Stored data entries
begin

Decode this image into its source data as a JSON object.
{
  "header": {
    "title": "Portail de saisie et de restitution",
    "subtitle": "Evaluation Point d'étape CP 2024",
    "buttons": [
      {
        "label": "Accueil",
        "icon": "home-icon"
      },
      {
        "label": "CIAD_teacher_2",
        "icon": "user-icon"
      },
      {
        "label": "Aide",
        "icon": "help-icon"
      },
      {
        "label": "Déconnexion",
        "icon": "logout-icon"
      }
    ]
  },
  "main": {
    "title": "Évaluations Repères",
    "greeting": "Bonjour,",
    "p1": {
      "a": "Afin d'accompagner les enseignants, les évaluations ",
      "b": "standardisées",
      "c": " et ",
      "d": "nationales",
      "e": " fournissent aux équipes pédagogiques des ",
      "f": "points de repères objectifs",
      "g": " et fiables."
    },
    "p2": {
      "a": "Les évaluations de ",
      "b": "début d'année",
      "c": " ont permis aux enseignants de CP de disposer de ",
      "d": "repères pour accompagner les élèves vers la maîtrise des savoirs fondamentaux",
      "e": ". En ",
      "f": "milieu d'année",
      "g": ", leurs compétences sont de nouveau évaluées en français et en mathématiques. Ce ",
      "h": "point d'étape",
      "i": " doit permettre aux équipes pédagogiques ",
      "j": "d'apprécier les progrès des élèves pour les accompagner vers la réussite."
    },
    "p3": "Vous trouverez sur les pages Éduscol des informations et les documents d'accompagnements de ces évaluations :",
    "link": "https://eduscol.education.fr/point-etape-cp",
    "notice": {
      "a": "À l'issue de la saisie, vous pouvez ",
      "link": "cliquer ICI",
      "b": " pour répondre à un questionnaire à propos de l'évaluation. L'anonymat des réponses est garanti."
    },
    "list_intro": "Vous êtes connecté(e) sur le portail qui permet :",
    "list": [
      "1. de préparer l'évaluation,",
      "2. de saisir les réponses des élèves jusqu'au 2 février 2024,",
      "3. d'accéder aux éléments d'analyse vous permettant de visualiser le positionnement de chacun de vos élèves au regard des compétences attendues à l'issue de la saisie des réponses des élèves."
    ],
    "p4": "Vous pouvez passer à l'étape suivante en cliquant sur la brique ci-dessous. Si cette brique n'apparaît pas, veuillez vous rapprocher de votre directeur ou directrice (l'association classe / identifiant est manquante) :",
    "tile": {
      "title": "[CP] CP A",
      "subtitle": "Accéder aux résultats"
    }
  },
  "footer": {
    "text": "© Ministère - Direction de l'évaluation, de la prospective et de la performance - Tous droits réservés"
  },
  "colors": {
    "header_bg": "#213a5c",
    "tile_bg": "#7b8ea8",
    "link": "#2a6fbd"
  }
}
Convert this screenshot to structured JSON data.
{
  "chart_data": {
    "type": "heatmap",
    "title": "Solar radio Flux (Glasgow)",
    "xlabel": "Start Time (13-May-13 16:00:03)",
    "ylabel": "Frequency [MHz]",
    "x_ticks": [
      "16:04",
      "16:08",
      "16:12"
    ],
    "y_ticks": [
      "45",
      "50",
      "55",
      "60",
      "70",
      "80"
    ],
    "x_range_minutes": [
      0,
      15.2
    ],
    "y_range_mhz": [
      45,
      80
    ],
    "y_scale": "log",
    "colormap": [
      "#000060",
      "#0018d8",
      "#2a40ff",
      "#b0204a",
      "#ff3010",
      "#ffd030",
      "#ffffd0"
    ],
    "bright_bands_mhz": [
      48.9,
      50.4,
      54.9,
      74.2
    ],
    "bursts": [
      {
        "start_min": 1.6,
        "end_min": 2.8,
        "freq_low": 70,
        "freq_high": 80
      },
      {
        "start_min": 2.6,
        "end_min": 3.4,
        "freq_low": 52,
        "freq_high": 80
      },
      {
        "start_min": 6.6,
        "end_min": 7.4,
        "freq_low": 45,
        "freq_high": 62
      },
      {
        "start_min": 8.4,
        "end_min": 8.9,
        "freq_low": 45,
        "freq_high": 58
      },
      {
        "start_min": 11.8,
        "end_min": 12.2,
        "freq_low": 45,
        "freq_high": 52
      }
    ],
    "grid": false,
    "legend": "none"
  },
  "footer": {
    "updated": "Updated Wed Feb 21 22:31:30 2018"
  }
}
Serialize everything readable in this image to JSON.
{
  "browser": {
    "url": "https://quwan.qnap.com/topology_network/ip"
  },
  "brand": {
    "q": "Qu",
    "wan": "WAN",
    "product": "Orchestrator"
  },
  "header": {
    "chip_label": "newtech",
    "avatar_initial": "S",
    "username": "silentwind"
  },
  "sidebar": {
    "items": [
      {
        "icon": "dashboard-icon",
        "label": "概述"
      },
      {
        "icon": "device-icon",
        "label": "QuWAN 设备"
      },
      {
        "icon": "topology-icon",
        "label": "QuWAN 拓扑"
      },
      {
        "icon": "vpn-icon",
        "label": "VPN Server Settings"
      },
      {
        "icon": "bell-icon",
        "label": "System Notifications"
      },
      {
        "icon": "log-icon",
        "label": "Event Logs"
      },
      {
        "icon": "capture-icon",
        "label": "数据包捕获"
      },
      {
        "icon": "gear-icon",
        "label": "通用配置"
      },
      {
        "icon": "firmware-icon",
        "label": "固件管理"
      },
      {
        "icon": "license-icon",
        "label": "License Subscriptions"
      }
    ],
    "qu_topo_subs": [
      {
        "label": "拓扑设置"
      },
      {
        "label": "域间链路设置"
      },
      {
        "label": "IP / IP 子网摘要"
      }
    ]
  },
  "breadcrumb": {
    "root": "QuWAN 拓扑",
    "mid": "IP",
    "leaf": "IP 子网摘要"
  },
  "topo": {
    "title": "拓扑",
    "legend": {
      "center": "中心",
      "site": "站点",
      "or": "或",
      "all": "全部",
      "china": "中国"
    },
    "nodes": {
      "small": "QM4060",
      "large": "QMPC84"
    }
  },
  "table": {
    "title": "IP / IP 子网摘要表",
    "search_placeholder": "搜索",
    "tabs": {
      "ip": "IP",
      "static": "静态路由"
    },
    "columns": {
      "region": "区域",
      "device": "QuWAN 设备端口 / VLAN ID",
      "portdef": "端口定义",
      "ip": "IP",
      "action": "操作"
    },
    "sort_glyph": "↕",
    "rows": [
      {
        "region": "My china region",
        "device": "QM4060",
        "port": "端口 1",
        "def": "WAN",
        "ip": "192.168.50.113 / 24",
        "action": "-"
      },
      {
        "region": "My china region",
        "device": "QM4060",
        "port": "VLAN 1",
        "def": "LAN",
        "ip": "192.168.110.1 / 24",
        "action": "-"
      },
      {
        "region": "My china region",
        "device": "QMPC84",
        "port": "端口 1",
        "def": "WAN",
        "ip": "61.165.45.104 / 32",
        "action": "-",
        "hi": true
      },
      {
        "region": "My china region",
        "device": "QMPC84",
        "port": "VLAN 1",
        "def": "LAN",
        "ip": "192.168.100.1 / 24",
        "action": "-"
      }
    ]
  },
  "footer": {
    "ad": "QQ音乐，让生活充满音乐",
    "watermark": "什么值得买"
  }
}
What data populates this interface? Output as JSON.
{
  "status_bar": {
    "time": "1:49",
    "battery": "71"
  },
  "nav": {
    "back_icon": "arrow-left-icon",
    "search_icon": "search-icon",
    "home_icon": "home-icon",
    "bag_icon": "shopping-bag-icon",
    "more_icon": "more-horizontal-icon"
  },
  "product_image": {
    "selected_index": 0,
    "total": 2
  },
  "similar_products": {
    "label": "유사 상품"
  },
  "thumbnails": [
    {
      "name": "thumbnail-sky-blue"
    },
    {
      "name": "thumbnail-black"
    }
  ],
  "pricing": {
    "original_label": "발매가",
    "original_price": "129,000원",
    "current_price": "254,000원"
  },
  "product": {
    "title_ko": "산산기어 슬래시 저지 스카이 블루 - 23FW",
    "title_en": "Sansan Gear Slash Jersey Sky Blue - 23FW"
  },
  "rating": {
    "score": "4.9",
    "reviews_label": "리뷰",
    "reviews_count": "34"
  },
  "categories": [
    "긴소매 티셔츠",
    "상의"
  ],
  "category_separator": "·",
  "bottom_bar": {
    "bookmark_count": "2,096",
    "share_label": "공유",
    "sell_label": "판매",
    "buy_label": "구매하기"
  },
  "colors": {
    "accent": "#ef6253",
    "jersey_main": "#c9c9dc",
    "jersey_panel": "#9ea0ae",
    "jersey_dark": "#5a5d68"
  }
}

end

* [WHAT IS EXPECTED]
Above is a listing; report how many of its lines include the word "https", giving the number only.

* [CORRECT RESULT]
2